Each line that follows should be printed again exactly as it stands.

>> START DATA PROVIDED

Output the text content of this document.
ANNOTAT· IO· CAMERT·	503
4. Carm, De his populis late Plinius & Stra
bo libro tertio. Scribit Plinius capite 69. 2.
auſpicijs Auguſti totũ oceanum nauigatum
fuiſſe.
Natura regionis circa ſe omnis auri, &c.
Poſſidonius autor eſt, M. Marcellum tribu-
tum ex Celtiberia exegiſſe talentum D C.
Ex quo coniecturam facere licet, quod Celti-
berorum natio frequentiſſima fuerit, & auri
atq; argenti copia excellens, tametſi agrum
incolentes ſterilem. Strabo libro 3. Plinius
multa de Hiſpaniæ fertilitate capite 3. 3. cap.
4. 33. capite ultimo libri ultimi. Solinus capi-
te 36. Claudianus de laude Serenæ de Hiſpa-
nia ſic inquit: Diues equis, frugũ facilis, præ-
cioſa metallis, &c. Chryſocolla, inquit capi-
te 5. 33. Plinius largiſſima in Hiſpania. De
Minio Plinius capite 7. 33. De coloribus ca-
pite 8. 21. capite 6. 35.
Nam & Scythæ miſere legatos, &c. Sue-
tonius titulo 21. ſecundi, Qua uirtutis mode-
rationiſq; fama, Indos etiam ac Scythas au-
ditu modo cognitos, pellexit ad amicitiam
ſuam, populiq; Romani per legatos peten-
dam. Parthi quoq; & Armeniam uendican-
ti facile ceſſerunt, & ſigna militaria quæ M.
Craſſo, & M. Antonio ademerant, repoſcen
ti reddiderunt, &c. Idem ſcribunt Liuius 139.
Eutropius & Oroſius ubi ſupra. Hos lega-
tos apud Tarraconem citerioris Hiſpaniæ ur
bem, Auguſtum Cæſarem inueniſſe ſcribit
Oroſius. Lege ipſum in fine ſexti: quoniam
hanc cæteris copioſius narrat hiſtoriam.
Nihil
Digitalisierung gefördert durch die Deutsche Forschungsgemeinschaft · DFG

>> END DATA PROVIDED

* **COMPLETE OUTPUT**:
Output the text content of this document.
ANNOTAT· IO· CAMERT·	503
4. Carm, De his populis late Plinius & Stra
bo libro tertio. Scribit Plinius capite 69. 2.
auſpicijs Auguſti totũ oceanum nauigatum
fuiſſe.
Natura regionis circa ſe omnis auri, &c.
Poſſidonius autor eſt, M. Marcellum tribu-
tum ex Celtiberia exegiſſe talentum D C.
Ex quo coniecturam facere licet, quod Celti-
berorum natio frequentiſſima fuerit, & auri
atq; argenti copia excellens, tametſi agrum
incolentes ſterilem. Strabo libro 3. Plinius
multa de Hiſpaniæ fertilitate capite 3. 3. cap.
4. 33. capite ultimo libri ultimi. Solinus capi-
te 36. Claudianus de laude Serenæ de Hiſpa-
nia ſic inquit: Diues equis, frugũ facilis, præ-
cioſa metallis, &c. Chryſocolla, inquit capi-
te 5. 33. Plinius largiſſima in Hiſpania. De
Minio Plinius capite 7. 33. De coloribus ca-
pite 8. 21. capite 6. 35.
Nam & Scythæ miſere legatos, &c. Sue-
tonius titulo 21. ſecundi, Qua uirtutis mode-
rationiſq; fama, Indos etiam ac Scythas au-
ditu modo cognitos, pellexit ad amicitiam
ſuam, populiq; Romani per legatos peten-
dam. Parthi quoq; & Armeniam uendican-
ti facile ceſſerunt, & ſigna militaria quæ M.
Craſſo, & M. Antonio ademerant, repoſcen
ti reddiderunt, &c. Idem ſcribunt Liuius 139.
Eutropius & Oroſius ubi ſupra. Hos lega-
tos apud Tarraconem citerioris Hiſpaniæ ur
bem, Auguſtum Cæſarem inueniſſe ſcribit
Oroſius. Lege ipſum in fine ſexti: quoniam
hanc cæteris copioſius narrat hiſtoriam.
Nihil
Digitalisierung gefördert durch die Deutsche Forschungsgemeinschaft · DFG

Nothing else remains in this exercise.